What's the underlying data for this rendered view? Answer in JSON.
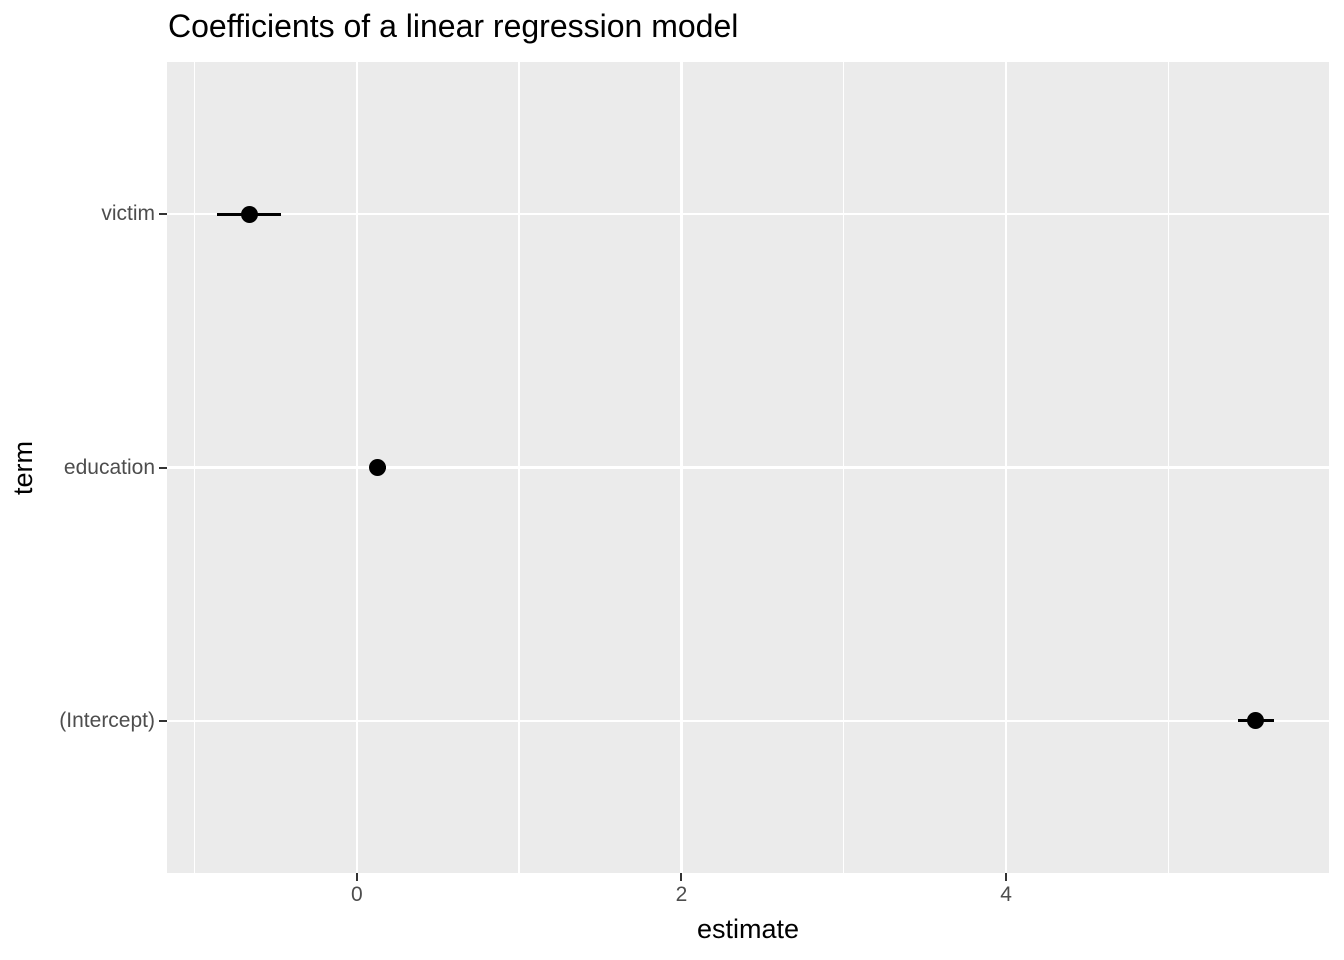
{
  "chart_data": {
    "type": "pointrange",
    "title": "Coefficients of a linear regression model",
    "xlabel": "estimate",
    "ylabel": "term",
    "categories": [
      "(Intercept)",
      "education",
      "victim"
    ],
    "points": [
      {
        "term": "victim",
        "estimate": -0.66,
        "conf_low": -0.86,
        "conf_high": -0.47
      },
      {
        "term": "education",
        "estimate": 0.13,
        "conf_low": 0.08,
        "conf_high": 0.18
      },
      {
        "term": "(Intercept)",
        "estimate": 5.54,
        "conf_low": 5.43,
        "conf_high": 5.65
      }
    ],
    "x_major_ticks": [
      0,
      2,
      4
    ],
    "x_tick_labels": [
      "0",
      "2",
      "4"
    ],
    "x_minor_ticks": [
      -1,
      1,
      3,
      5
    ],
    "xlim": [
      -1.17,
      5.99
    ],
    "grid": true,
    "legend_position": "none",
    "colors": {
      "panel_bg": "#ebebeb",
      "grid": "#ffffff",
      "point": "#000000",
      "axis_text": "#4d4d4d",
      "tick_mark": "#333333",
      "title_text": "#000000",
      "background": "#ffffff"
    }
  }
}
········
Objective → Scan the entries above and work out how many lines include the word "estimate"; the reply is that number alone.

Exercise output → 4